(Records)
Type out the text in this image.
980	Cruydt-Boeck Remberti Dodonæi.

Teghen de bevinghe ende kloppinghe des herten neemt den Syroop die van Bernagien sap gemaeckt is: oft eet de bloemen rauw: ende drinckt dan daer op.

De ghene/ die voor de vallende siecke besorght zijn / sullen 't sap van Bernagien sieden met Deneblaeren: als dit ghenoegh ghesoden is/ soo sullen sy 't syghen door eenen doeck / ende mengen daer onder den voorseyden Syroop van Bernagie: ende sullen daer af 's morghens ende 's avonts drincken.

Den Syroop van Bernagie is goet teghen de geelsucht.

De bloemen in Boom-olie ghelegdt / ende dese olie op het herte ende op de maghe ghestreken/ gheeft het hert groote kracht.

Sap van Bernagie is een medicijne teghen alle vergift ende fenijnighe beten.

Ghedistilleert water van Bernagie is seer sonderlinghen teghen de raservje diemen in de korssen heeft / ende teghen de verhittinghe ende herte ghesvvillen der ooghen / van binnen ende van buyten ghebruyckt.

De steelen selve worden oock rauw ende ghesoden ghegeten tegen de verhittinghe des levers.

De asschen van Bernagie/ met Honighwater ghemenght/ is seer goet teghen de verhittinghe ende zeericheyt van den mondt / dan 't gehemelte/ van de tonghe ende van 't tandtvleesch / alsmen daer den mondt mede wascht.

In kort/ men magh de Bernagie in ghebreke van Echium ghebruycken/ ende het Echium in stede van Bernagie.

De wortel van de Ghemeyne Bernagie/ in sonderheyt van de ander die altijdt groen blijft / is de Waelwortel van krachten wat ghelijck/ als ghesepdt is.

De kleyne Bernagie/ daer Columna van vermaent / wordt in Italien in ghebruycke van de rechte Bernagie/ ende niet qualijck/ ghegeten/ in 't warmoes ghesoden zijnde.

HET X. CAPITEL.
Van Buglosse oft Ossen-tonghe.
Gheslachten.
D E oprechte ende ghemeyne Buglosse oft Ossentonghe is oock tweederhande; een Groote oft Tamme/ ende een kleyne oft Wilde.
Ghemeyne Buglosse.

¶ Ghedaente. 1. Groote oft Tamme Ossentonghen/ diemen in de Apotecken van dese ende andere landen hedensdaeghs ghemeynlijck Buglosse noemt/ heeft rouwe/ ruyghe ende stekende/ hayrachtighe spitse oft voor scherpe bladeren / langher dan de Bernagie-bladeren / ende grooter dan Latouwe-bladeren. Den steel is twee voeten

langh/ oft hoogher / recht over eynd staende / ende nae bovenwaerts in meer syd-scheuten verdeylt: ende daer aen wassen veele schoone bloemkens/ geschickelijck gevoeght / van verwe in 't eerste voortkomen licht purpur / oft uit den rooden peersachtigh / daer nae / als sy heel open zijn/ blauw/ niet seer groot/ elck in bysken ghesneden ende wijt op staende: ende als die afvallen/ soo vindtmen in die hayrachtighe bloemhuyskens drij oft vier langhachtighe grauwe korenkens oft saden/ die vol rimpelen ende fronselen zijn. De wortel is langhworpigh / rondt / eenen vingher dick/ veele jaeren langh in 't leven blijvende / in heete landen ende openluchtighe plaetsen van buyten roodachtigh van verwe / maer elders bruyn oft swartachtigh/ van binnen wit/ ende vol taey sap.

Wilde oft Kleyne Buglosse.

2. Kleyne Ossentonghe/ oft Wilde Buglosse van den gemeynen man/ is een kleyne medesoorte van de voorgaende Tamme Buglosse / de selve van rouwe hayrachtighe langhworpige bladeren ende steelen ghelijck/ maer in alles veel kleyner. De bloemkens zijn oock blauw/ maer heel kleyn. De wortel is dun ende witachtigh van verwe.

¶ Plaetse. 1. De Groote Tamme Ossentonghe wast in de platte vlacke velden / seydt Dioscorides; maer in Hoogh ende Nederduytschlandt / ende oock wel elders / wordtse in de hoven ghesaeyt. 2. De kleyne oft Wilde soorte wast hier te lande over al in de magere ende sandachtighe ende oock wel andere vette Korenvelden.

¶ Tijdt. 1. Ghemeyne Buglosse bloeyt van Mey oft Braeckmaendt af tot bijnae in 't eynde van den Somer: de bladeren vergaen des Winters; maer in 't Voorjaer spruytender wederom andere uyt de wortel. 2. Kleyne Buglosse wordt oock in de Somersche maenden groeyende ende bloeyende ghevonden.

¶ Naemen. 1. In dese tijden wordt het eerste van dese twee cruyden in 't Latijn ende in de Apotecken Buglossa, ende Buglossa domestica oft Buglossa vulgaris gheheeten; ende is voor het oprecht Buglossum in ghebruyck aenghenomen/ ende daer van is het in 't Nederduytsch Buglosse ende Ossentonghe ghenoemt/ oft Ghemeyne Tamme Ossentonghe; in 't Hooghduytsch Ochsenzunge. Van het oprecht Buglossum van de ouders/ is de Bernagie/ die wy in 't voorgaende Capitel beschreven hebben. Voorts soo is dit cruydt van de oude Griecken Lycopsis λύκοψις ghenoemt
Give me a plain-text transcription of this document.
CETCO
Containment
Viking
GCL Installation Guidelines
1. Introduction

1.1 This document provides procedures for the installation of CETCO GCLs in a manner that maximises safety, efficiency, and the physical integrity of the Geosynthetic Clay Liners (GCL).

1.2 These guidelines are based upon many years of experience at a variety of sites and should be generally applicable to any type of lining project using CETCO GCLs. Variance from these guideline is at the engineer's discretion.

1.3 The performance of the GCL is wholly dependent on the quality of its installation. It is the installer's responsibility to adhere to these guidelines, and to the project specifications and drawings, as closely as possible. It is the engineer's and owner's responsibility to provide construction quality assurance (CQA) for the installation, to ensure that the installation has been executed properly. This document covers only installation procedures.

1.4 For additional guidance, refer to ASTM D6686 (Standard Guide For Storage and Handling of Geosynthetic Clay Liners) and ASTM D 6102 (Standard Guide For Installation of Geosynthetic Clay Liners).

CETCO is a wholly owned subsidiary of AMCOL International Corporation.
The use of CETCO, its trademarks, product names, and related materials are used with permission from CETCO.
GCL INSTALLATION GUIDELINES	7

__PROBLEM DETAILS__.
Give only the number of lines in the entries above that hold the string "from".

__OUTPUT FOR THIS TASK__.
2